Aim —
Report all lines from the entries below in which "deze" appears.

##############################

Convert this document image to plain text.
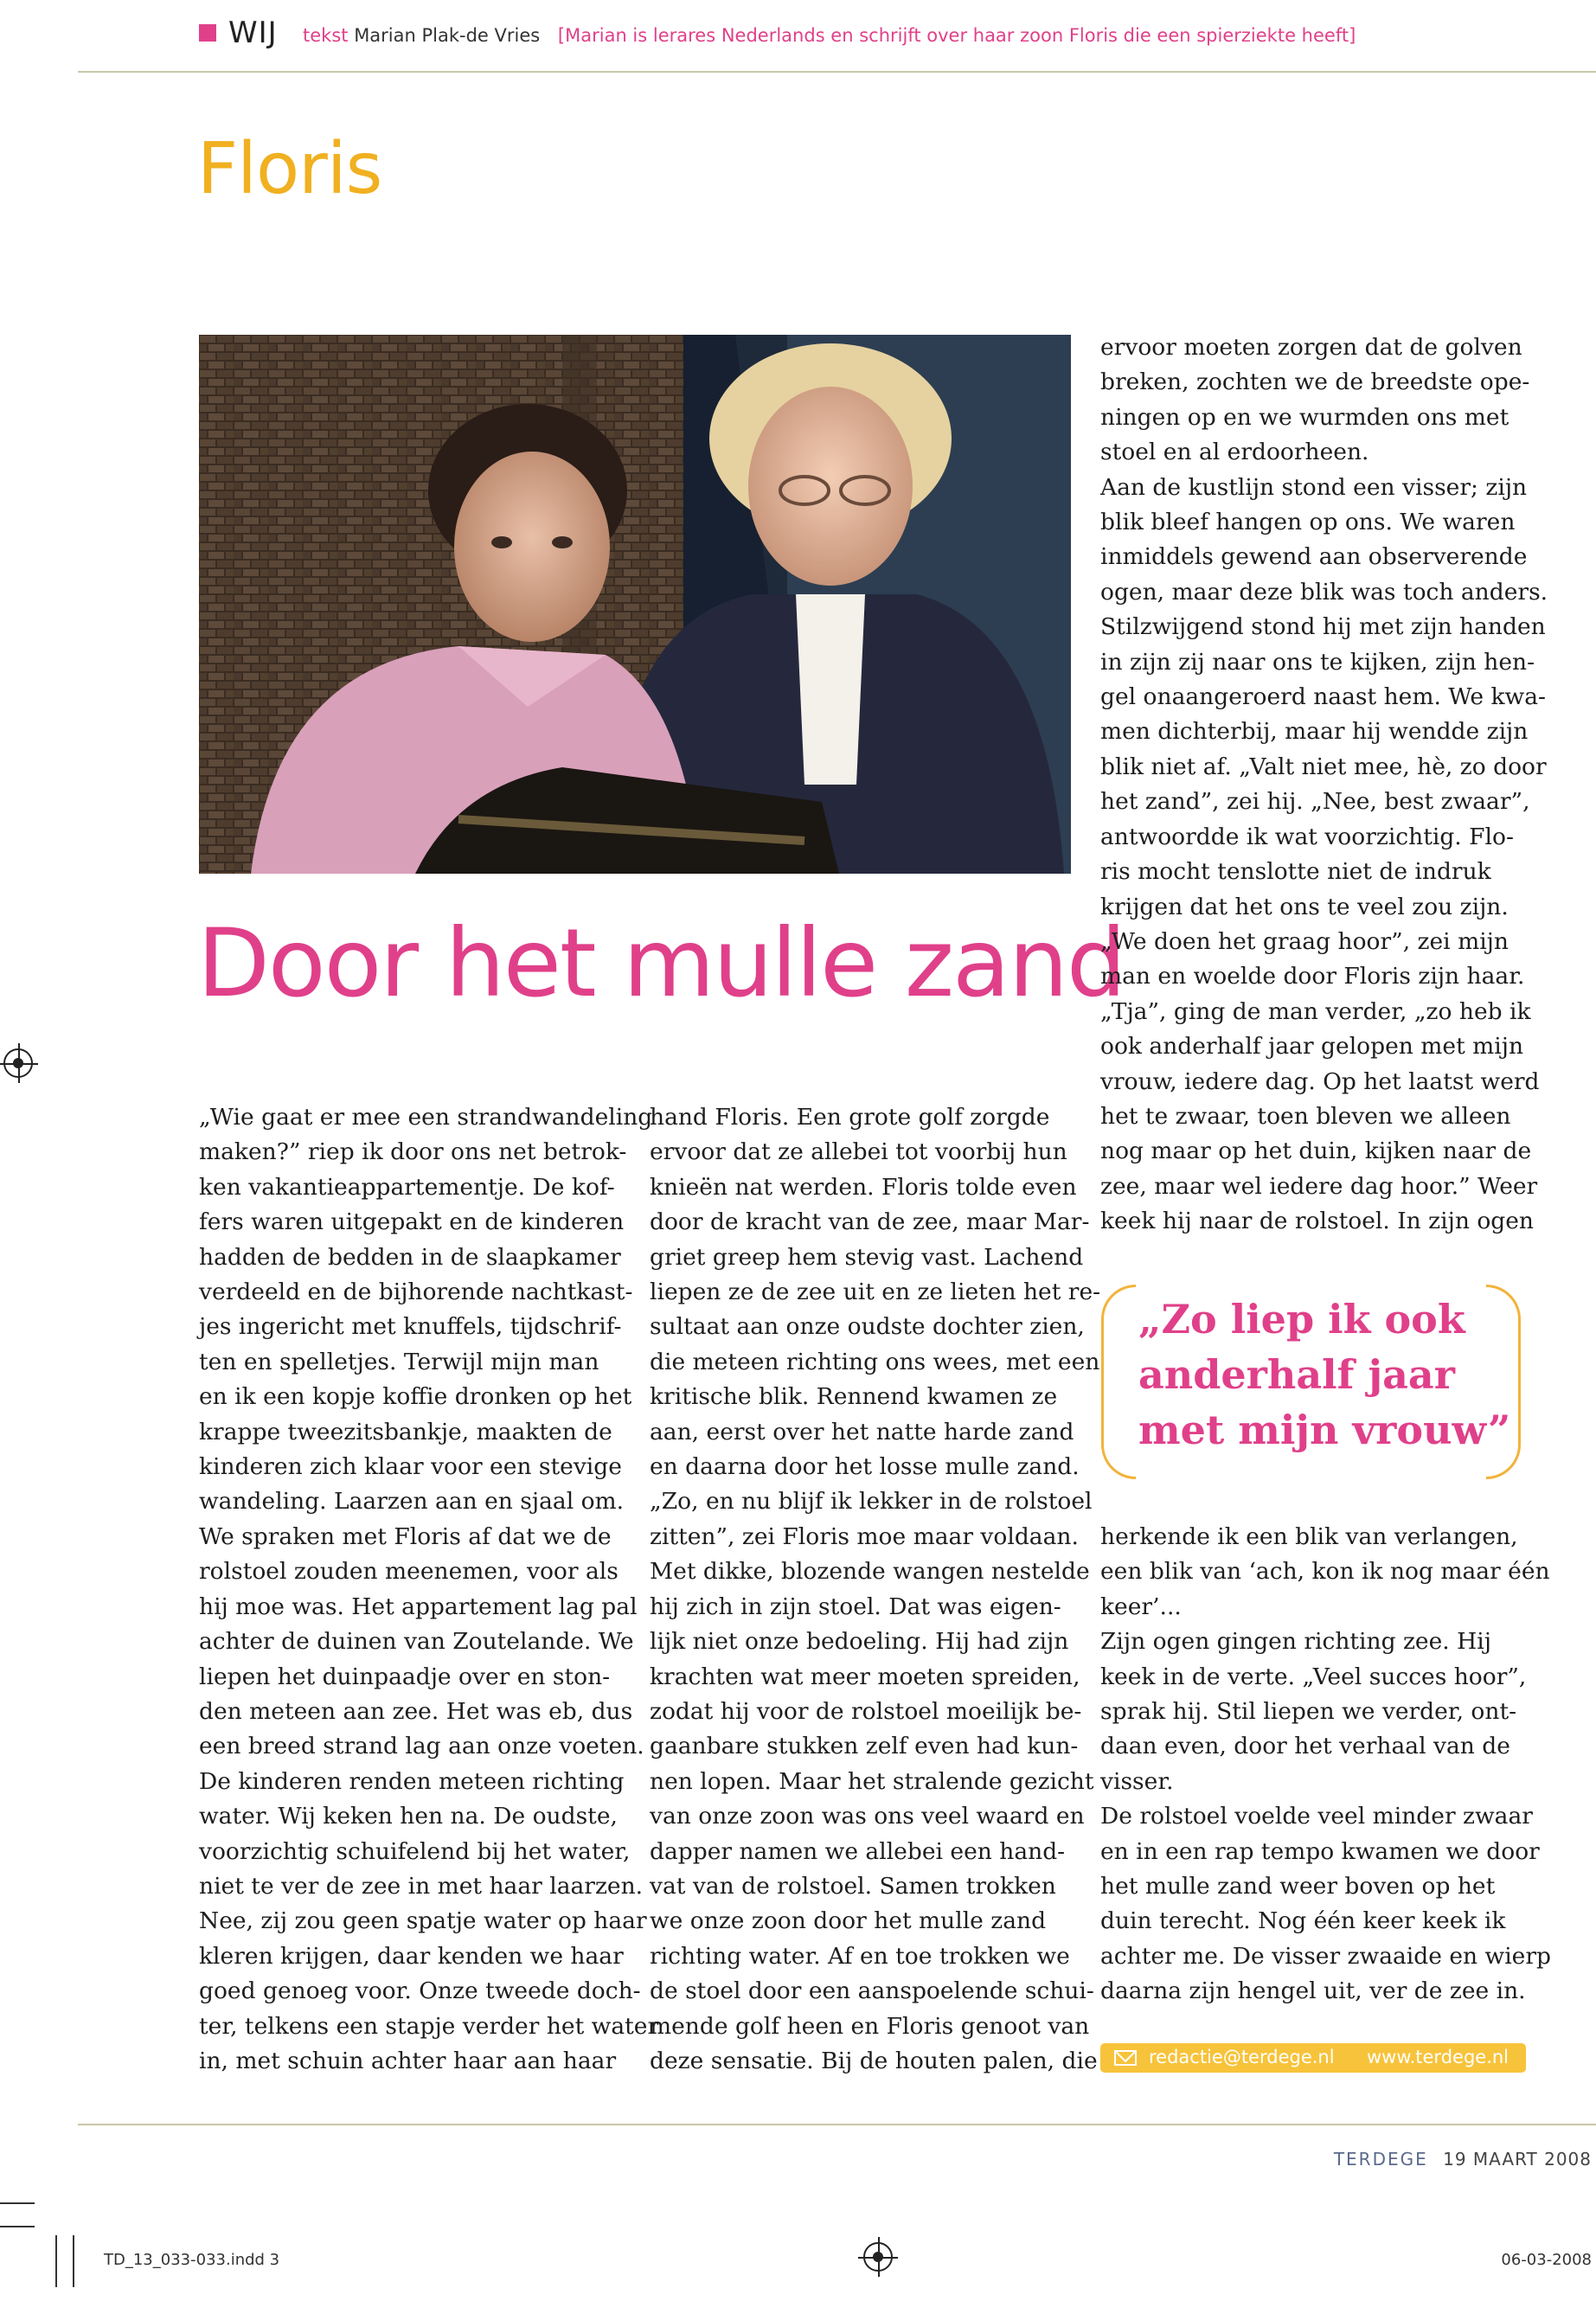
WIJ tekst Marian Plak-de Vries [Marian is lerares Nederlands en schrijft over haar zoon Floris die een spierziekte heeft]
Floris
Door het mulle zand

„Wie gaat er mee een strandwandeling

maken?” riep ik door ons net betrok-

ken vakantieappartementje. De kof-

fers waren uitgepakt en de kinderen

hadden de bedden in de slaapkamer

verdeeld en de bijhorende nachtkast-

jes ingericht met knuffels, tijdschrif-

ten en spelletjes. Terwijl mijn man

en ik een kopje koffie dronken op het

krappe tweezitsbankje, maakten de

kinderen zich klaar voor een stevige

wandeling. Laarzen aan en sjaal om.

We spraken met Floris af dat we de

rolstoel zouden meenemen, voor als

hij moe was. Het appartement lag pal

achter de duinen van Zoutelande. We

liepen het duinpaadje over en ston-

den meteen aan zee. Het was eb, dus

een breed strand lag aan onze voeten.

De kinderen renden meteen richting

water. Wij keken hen na. De oudste,

voorzichtig schuifelend bij het water,

niet te ver de zee in met haar laarzen.

Nee, zij zou geen spatje water op haar

kleren krijgen, daar kenden we haar

goed genoeg voor. Onze tweede doch-

ter, telkens een stapje verder het water

in, met schuin achter haar aan haar

hand Floris. Een grote golf zorgde

ervoor dat ze allebei tot voorbij hun

knieën nat werden. Floris tolde even

door de kracht van de zee, maar Mar-

griet greep hem stevig vast. Lachend

liepen ze de zee uit en ze lieten het re-

sultaat aan onze oudste dochter zien,

die meteen richting ons wees, met een

kritische blik. Rennend kwamen ze

aan, eerst over het natte harde zand

en daarna door het losse mulle zand.

„Zo, en nu blijf ik lekker in de rolstoel

zitten”, zei Floris moe maar voldaan.

Met dikke, blozende wangen nestelde

hij zich in zijn stoel. Dat was eigen-

lijk niet onze bedoeling. Hij had zijn

krachten wat meer moeten spreiden,

zodat hij voor de rolstoel moeilijk be-

gaanbare stukken zelf even had kun-

nen lopen. Maar het stralende gezicht

van onze zoon was ons veel waard en

dapper namen we allebei een hand-

vat van de rolstoel. Samen trokken

we onze zoon door het mulle zand

richting water. Af en toe trokken we

de stoel door een aanspoelende schui-

mende golf heen en Floris genoot van

deze sensatie. Bij de houten palen, die

ervoor moeten zorgen dat de golven

breken, zochten we de breedste ope-

ningen op en we wurmden ons met

stoel en al erdoorheen.

Aan de kustlijn stond een visser; zijn

blik bleef hangen op ons. We waren

inmiddels gewend aan observerende

ogen, maar deze blik was toch anders.

Stilzwijgend stond hij met zijn handen

in zijn zij naar ons te kijken, zijn hen-

gel onaangeroerd naast hem. We kwa-

men dichterbij, maar hij wendde zijn

blik niet af. „Valt niet mee, hè, zo door

het zand”, zei hij. „Nee, best zwaar”,

antwoordde ik wat voorzichtig. Flo-

ris mocht tenslotte niet de indruk

krijgen dat het ons te veel zou zijn.

„We doen het graag hoor”, zei mijn

man en woelde door Floris zijn haar.

„Tja”, ging de man verder, „zo heb ik

ook anderhalf jaar gelopen met mijn

vrouw, iedere dag. Op het laatst werd

het te zwaar, toen bleven we alleen

nog maar op het duin, kijken naar de

zee, maar wel iedere dag hoor.” Weer

keek hij naar de rolstoel. In zijn ogen

„Zo liep ik ook

anderhalf jaar

met mijn vrouw”

herkende ik een blik van verlangen,

een blik van ‘ach, kon ik nog maar één

keer’...

Zijn ogen gingen richting zee. Hij

keek in de verte. „Veel succes hoor”,

sprak hij. Stil liepen we verder, ont-

daan even, door het verhaal van de

visser.

De rolstoel voelde veel minder zwaar

en in een rap tempo kwamen we door

het mulle zand weer boven op het

duin terecht. Nog één keer keek ik

achter me. De visser zwaaide en wierp

daarna zijn hengel uit, ver de zee in.

redactie@terdege.nl www.terdege.nl
TERDEGE 19 MAART 2008
TD_13_033-033.indd 3	06-03-2008
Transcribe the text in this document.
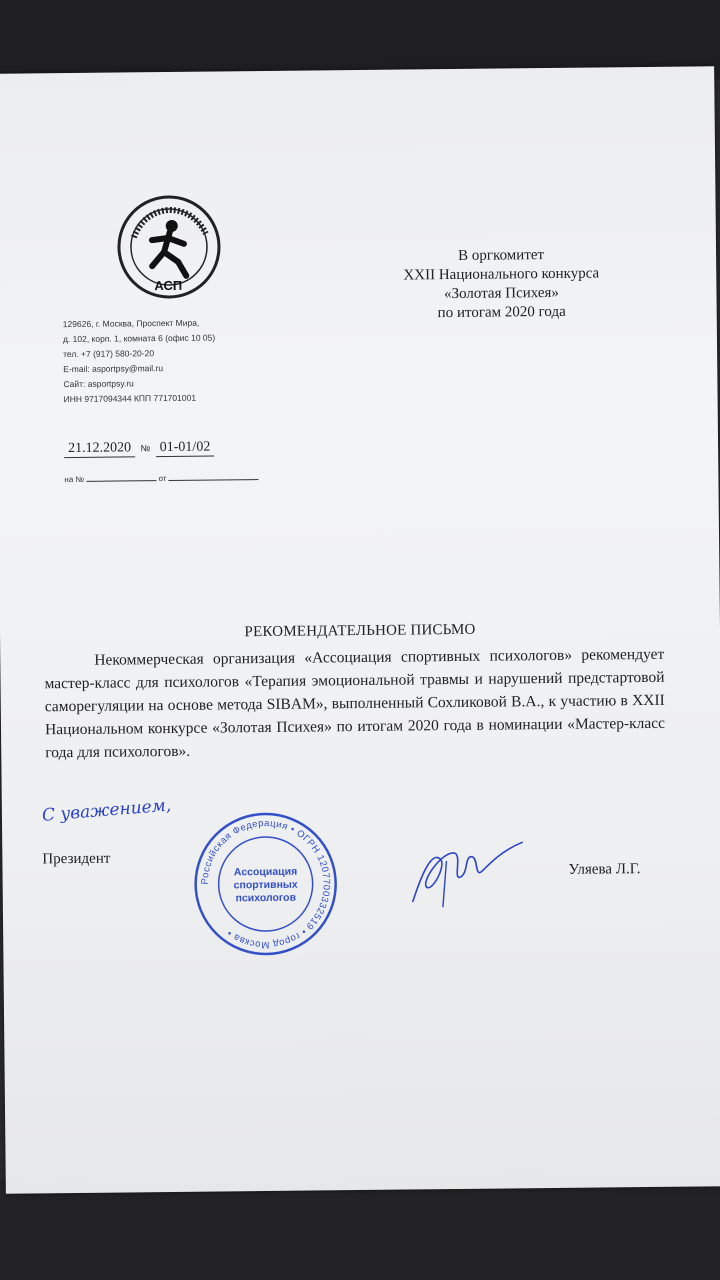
АСП
129626, г. Москва, Проспект Мира,
д. 102, корп. 1, комната 6 (офис 10 05)
тел. +7 (917) 580-20-20
E-mail: asportpsy@mail.ru
Сайт: asportpsy.ru
ИНН 9717094344 КПП 771701001
В оргкомитет
XXII Национального конкурса
«Золотая Психея»
по итогам 2020 года
21.12.2020 № 01-01/02
на №	от
РЕКОМЕНДАТЕЛЬНОЕ ПИСЬМО
Некоммерческая организация «Ассоциация спортивных психологов» рекомендует мастер-класс для психологов «Терапия эмоциональной травмы и нарушений предстартовой саморегуляции на основе метода SIBAM», выполненный Сохликовой В.А., к участию в XXII Национальном конкурсе «Золотая Психея» по итогам 2020 года в номинации «Мастер-класс года для психологов».
С уважением,
Президент
Российская Федерация • ОГРН 1207700332519 • город Москва •
Ассоциация
спортивных
психологов
Уляева Л.Г.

##############################

Result of this exercise —
deze sensatie. Bij de houten palen, die
ogen, maar deze blik was toch anders.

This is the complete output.